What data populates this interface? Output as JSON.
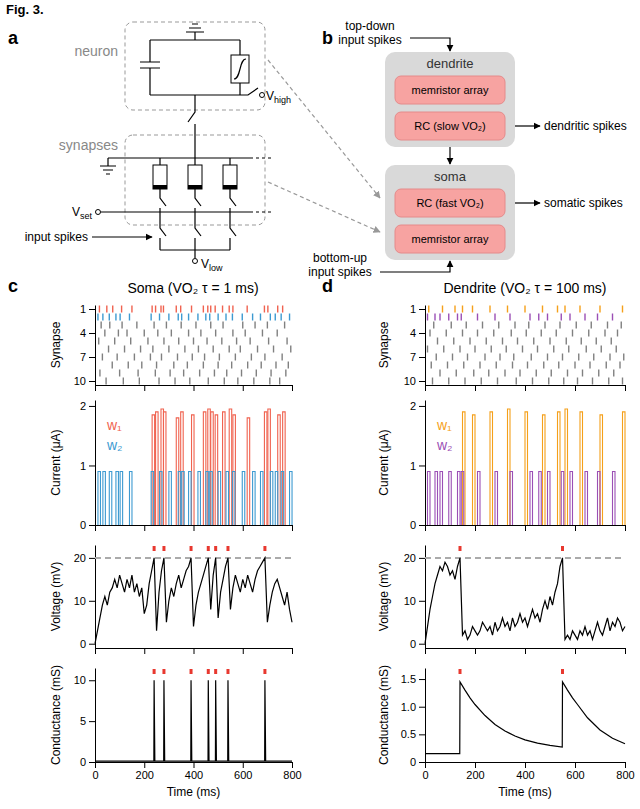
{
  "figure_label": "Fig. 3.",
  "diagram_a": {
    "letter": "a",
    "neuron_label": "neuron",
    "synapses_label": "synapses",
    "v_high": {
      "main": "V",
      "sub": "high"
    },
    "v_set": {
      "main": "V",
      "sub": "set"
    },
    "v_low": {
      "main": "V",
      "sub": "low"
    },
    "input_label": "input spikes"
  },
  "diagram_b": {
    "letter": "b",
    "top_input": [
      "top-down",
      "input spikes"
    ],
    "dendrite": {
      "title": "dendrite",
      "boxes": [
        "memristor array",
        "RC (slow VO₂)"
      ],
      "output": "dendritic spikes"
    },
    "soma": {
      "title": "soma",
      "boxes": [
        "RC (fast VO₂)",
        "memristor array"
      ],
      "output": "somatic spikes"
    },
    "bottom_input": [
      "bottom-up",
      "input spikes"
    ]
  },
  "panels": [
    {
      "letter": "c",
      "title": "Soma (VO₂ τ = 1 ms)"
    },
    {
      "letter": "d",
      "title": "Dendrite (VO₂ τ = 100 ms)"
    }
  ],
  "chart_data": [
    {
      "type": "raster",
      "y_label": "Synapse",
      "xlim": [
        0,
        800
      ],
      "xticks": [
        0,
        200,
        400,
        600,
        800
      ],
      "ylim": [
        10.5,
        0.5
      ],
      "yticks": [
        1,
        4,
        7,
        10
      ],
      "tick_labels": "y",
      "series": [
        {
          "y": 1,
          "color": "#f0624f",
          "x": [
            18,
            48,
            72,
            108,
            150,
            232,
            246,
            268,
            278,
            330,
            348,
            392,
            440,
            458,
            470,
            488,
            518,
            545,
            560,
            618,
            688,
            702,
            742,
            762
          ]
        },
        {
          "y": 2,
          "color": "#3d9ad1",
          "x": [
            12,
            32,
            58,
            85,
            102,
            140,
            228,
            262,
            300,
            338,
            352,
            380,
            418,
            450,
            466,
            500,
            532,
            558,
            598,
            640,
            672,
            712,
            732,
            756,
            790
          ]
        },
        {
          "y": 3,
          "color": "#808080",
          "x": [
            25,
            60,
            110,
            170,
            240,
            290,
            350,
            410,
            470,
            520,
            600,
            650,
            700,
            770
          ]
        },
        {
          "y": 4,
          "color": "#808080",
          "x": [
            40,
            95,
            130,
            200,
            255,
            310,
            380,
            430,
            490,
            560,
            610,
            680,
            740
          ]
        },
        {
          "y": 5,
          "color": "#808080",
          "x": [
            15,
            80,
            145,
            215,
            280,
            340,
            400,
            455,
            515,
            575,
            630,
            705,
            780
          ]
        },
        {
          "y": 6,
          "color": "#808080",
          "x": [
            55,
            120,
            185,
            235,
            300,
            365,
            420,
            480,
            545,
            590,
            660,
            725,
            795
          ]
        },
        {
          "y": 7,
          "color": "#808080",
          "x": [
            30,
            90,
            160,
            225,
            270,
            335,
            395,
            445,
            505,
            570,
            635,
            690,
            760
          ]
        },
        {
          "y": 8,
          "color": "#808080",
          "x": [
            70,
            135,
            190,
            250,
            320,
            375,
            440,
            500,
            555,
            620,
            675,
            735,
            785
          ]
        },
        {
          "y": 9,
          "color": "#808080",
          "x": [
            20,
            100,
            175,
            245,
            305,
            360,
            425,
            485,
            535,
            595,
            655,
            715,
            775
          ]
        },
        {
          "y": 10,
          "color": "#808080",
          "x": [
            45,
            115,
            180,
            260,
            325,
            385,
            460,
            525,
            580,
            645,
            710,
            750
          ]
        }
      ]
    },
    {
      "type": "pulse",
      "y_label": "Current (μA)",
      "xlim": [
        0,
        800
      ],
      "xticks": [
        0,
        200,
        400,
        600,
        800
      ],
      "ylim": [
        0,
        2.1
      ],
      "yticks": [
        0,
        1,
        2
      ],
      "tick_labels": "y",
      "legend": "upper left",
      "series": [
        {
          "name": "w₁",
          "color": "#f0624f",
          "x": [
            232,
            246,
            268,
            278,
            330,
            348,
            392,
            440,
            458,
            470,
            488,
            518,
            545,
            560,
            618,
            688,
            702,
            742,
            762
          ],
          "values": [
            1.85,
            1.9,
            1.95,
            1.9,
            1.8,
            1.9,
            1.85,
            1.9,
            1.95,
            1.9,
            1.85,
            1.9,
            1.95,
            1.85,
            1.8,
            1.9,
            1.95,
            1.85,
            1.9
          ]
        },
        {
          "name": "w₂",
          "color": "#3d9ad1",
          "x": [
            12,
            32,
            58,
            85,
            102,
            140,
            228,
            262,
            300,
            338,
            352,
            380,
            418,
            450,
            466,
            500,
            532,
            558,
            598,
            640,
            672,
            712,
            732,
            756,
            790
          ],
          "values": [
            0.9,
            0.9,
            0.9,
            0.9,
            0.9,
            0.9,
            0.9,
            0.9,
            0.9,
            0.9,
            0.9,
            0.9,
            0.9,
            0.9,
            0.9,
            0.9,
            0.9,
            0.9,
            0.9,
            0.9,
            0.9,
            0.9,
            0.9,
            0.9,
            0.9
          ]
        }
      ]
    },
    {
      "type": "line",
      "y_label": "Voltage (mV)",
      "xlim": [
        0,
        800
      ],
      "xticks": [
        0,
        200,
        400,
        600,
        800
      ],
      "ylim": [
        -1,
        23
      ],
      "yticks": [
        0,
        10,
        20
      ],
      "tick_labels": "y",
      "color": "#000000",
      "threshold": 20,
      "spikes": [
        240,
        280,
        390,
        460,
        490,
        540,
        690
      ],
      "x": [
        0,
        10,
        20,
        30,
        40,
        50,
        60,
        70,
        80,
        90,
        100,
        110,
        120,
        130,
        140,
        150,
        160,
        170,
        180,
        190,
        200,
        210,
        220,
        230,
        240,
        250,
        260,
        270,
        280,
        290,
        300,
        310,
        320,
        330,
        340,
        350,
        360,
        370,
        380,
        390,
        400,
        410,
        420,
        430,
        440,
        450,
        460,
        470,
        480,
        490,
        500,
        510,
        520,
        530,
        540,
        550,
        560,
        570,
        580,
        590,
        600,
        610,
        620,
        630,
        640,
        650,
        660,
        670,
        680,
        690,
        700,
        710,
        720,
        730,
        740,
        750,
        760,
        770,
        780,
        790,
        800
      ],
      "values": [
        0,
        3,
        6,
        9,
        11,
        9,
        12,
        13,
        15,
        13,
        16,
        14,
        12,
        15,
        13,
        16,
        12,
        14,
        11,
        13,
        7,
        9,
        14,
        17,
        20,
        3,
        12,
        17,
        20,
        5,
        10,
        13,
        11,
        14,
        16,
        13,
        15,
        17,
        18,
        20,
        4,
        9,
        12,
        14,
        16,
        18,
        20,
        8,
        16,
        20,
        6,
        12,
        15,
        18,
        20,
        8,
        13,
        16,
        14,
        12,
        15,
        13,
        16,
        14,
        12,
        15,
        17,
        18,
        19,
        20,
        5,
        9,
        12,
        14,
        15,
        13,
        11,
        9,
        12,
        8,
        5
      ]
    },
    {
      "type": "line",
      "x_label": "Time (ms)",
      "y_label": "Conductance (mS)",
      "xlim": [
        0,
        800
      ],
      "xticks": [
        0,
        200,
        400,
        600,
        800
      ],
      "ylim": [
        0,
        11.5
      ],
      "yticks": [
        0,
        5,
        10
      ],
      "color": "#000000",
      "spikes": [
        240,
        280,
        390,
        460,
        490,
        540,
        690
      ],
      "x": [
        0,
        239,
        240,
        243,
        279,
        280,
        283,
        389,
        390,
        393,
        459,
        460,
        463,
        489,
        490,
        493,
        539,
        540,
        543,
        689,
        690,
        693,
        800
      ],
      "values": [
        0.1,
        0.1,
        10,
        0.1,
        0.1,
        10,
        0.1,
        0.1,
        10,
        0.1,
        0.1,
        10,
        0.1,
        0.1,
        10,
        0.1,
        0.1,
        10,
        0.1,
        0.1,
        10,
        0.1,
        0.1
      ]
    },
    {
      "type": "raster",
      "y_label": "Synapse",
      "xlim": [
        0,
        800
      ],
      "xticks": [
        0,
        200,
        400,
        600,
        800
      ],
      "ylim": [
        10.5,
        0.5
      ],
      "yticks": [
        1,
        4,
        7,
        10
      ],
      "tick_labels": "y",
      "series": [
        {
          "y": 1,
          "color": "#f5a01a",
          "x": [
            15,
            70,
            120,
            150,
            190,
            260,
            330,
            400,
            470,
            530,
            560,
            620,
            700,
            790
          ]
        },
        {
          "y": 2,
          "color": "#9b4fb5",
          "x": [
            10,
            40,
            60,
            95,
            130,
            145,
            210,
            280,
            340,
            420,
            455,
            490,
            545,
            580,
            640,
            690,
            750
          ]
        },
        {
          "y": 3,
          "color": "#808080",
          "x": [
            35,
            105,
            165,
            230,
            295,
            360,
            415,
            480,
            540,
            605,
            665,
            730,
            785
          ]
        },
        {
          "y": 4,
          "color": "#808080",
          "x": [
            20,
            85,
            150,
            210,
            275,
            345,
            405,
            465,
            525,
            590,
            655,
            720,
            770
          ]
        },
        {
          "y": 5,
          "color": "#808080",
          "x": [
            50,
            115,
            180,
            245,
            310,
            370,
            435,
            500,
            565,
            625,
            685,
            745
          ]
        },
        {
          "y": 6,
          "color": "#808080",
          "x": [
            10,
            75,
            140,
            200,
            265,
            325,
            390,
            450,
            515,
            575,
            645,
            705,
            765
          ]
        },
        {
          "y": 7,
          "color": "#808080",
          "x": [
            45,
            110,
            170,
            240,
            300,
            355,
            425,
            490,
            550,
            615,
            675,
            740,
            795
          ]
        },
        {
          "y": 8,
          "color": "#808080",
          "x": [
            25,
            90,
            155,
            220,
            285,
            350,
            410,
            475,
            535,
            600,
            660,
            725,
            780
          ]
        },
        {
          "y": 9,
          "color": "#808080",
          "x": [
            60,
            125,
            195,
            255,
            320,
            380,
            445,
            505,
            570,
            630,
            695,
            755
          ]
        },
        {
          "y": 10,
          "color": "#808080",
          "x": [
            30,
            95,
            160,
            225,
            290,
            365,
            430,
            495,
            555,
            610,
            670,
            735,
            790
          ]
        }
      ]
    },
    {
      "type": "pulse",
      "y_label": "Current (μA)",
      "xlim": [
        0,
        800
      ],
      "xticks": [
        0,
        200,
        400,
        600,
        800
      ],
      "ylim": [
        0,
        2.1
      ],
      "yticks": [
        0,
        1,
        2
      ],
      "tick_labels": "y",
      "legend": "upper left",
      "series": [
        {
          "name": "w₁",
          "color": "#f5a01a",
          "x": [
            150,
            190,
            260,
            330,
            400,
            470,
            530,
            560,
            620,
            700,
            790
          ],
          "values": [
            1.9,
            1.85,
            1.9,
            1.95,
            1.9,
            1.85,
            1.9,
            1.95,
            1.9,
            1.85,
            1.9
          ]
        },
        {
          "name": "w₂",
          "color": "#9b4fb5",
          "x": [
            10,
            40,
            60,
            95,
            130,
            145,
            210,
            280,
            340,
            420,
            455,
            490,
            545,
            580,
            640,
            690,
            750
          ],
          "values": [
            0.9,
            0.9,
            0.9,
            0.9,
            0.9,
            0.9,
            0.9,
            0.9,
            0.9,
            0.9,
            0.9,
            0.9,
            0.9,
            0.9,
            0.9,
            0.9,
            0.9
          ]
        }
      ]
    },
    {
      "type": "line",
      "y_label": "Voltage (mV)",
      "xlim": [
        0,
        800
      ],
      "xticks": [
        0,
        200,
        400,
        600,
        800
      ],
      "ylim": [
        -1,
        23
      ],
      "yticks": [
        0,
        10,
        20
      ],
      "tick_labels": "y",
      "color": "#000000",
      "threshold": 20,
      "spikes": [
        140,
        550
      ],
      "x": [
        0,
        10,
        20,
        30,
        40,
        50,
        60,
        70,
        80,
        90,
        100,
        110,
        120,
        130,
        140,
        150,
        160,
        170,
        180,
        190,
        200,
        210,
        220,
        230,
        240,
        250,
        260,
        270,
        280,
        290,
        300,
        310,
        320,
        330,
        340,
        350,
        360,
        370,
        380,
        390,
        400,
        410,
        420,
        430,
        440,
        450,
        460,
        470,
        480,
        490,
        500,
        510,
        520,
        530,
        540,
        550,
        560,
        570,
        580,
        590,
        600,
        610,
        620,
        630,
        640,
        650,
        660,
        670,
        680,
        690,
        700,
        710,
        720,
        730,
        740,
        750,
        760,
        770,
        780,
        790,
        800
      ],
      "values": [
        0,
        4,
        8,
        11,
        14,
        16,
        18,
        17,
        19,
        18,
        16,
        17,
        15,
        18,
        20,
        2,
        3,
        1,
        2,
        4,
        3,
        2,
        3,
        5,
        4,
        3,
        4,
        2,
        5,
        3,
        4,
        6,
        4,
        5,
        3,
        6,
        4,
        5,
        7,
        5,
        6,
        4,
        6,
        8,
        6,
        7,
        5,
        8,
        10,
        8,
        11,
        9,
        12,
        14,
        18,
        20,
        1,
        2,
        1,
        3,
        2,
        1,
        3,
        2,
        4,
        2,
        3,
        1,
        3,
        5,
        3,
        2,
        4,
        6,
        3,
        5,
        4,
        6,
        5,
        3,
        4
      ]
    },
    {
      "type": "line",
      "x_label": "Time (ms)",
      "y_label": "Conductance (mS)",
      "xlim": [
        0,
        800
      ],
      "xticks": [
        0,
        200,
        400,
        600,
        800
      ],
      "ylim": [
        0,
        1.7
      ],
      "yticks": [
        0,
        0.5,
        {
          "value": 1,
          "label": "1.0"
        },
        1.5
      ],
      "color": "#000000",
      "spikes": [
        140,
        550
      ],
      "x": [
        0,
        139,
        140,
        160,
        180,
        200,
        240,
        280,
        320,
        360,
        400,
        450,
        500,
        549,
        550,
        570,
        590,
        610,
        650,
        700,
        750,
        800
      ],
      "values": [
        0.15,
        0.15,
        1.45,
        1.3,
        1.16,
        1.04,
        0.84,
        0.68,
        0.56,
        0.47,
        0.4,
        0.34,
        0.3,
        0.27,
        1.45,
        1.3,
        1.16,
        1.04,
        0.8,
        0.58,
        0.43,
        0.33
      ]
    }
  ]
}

■ What is asked ■
Locate the word "title" in the entries, and copy every line where it is found.

■ Answer ■
      "title": "dendrite",
      "title": "soma",
      "title": "Soma (VO₂ τ = 1 ms)"
      "title": "Dendrite (VO₂ τ = 100 ms)"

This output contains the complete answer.